- WORK TASK:
State how many lines in the listing below include the word "Conservative", and add nothing besides the number.

*** SUPPLIED RECORDS ***

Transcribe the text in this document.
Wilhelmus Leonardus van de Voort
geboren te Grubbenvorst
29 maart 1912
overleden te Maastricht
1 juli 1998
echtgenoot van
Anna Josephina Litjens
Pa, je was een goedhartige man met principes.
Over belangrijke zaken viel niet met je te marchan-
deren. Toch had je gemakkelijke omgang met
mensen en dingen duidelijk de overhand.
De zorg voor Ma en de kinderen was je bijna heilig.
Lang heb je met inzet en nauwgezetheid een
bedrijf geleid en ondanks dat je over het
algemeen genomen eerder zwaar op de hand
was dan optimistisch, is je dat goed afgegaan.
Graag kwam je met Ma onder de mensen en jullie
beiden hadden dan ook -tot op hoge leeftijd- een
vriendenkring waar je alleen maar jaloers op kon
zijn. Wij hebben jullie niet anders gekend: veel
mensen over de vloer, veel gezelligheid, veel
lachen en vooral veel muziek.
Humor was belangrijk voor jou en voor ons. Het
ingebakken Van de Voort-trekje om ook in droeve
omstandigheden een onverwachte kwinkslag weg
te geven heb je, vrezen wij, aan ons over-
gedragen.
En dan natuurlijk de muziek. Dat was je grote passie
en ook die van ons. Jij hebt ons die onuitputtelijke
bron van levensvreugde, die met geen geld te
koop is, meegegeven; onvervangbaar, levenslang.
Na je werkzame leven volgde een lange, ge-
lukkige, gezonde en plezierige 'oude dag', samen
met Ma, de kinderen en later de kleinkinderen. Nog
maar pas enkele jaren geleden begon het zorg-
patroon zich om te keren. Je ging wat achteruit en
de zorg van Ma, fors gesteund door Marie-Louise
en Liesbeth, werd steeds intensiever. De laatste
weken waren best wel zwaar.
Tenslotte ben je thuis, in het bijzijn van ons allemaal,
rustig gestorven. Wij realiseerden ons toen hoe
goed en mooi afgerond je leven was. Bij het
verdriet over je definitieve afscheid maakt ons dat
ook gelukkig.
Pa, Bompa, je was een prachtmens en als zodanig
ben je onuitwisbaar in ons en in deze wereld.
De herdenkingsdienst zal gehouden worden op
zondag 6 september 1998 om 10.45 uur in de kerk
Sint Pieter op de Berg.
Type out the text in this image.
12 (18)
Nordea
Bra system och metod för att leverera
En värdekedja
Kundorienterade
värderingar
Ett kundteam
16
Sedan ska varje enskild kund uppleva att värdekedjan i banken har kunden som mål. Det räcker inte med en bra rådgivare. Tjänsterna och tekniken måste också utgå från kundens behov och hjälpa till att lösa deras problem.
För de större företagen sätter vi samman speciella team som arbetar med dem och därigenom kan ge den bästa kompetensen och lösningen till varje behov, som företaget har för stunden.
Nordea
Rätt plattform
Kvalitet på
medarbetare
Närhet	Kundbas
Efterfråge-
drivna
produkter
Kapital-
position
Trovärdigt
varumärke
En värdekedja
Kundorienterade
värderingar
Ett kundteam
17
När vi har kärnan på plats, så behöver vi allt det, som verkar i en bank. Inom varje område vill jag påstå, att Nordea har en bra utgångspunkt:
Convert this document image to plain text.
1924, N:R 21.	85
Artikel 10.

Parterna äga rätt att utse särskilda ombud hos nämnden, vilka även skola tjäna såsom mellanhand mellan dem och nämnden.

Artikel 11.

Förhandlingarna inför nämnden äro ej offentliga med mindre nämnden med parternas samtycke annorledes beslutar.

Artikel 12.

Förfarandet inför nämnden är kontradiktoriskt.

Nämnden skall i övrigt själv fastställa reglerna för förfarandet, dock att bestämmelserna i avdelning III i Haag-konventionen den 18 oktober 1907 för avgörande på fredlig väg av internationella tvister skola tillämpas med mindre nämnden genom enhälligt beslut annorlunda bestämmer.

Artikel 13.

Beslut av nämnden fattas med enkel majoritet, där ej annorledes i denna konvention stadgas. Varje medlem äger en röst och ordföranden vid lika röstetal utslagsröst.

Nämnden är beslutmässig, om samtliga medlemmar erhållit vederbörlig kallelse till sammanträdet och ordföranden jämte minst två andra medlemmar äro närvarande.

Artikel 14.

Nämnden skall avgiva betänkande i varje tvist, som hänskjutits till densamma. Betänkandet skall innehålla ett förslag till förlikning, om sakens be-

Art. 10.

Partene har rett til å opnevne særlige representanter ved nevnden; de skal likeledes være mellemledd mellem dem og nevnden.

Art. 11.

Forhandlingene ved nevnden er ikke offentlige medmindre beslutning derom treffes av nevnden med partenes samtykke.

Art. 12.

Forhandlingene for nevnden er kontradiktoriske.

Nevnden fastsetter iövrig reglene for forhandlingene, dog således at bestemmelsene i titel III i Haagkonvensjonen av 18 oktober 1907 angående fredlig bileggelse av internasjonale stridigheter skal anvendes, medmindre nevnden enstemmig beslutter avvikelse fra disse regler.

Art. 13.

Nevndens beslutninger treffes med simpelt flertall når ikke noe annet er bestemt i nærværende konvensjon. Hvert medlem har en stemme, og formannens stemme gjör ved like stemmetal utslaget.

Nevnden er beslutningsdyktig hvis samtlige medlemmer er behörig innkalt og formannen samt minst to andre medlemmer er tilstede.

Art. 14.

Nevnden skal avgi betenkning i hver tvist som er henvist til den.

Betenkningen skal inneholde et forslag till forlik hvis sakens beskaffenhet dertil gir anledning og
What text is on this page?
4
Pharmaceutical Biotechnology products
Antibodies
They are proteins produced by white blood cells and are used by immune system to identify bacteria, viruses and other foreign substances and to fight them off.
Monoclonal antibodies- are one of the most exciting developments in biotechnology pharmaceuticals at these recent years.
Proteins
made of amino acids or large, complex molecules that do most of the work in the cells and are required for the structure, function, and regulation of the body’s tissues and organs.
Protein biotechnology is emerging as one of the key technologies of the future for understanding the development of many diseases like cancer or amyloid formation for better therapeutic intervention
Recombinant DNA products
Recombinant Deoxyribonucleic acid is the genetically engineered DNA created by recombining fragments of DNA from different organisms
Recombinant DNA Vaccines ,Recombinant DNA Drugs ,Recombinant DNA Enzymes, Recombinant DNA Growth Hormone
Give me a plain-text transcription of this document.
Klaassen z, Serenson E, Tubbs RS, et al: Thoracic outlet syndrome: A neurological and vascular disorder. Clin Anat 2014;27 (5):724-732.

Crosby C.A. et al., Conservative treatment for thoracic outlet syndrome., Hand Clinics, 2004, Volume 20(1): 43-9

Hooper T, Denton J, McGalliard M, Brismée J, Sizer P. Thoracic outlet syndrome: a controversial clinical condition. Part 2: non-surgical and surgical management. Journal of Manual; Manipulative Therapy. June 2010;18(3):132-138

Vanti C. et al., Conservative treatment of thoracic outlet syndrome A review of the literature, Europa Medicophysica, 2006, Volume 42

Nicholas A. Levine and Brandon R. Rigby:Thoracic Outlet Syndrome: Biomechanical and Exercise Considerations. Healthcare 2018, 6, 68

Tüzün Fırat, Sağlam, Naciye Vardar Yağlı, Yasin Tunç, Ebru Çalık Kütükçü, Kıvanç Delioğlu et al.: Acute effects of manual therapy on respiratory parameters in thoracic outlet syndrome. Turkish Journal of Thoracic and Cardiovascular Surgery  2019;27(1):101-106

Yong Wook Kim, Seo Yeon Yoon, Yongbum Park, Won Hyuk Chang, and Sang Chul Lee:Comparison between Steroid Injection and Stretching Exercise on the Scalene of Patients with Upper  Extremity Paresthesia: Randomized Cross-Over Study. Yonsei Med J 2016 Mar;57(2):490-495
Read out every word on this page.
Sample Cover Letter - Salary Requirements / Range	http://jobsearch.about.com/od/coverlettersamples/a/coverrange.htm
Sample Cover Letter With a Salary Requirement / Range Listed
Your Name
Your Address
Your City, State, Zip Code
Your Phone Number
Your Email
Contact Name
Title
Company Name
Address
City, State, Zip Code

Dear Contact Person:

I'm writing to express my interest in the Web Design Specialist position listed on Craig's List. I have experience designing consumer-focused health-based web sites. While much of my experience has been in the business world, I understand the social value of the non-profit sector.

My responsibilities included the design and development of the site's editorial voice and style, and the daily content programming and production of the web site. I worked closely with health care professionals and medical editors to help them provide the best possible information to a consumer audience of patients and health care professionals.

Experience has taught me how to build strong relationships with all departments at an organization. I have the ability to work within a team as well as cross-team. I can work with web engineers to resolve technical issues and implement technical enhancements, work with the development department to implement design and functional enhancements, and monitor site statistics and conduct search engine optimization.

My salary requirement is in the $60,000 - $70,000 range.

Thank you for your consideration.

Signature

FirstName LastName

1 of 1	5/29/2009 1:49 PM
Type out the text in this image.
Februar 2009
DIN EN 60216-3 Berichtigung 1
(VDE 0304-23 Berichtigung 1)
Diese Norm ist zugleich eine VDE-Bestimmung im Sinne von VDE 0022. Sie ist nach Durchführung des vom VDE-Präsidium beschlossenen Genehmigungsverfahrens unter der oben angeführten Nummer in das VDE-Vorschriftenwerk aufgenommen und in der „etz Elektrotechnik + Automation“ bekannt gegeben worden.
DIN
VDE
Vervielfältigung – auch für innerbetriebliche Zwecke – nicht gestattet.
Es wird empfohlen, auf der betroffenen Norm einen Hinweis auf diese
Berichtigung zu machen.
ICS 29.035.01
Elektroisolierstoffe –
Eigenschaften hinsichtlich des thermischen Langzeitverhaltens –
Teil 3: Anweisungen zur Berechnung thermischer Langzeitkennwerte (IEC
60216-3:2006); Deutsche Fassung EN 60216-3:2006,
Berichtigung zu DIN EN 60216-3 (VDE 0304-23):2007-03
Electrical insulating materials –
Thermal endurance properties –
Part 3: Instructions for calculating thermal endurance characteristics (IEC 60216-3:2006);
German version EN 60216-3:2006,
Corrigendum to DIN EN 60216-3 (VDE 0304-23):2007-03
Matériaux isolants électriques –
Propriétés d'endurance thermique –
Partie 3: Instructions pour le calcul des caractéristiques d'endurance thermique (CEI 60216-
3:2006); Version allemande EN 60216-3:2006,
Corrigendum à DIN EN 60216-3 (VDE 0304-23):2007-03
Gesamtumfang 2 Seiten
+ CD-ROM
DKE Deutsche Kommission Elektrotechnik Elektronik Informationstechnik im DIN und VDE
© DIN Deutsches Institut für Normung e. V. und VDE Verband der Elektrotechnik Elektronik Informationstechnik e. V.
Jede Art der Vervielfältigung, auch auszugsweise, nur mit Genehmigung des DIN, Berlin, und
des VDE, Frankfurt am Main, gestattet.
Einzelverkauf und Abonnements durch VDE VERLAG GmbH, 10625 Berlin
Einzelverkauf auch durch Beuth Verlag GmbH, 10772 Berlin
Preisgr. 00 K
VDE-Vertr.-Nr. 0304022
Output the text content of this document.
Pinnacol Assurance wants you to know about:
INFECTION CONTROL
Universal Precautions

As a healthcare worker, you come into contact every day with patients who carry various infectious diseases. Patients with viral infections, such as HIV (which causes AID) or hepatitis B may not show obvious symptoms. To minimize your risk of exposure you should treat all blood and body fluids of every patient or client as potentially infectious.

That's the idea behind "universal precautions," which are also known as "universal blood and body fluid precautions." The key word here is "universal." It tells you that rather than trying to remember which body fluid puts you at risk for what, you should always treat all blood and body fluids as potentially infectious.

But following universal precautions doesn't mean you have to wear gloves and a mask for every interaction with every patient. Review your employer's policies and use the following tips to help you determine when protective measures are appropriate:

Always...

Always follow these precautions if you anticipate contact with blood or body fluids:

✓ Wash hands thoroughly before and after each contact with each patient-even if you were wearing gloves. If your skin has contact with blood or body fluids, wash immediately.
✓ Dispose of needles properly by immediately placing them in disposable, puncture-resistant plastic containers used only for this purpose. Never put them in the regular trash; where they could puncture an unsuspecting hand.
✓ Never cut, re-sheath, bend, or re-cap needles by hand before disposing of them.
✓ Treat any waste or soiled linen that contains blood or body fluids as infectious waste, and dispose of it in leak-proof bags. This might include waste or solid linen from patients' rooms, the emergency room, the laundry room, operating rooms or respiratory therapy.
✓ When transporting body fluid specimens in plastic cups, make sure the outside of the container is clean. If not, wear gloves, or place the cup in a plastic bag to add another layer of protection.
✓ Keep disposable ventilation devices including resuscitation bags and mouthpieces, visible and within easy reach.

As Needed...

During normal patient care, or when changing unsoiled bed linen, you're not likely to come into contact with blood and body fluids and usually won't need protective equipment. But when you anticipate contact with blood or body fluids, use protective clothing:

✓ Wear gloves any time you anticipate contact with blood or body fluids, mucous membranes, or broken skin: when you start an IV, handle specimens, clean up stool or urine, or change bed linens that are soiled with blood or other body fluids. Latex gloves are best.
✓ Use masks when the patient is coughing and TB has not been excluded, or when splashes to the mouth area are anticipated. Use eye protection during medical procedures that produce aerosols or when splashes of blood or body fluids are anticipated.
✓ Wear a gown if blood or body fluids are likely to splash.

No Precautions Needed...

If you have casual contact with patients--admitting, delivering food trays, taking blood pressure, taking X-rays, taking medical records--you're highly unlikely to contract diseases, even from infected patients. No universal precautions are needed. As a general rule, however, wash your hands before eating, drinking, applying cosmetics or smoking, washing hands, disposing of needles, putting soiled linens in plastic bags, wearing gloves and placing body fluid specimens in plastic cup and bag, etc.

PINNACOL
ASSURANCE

*** End of SUPPLIED RECORDS ***

- RESPONSE BELOW:
2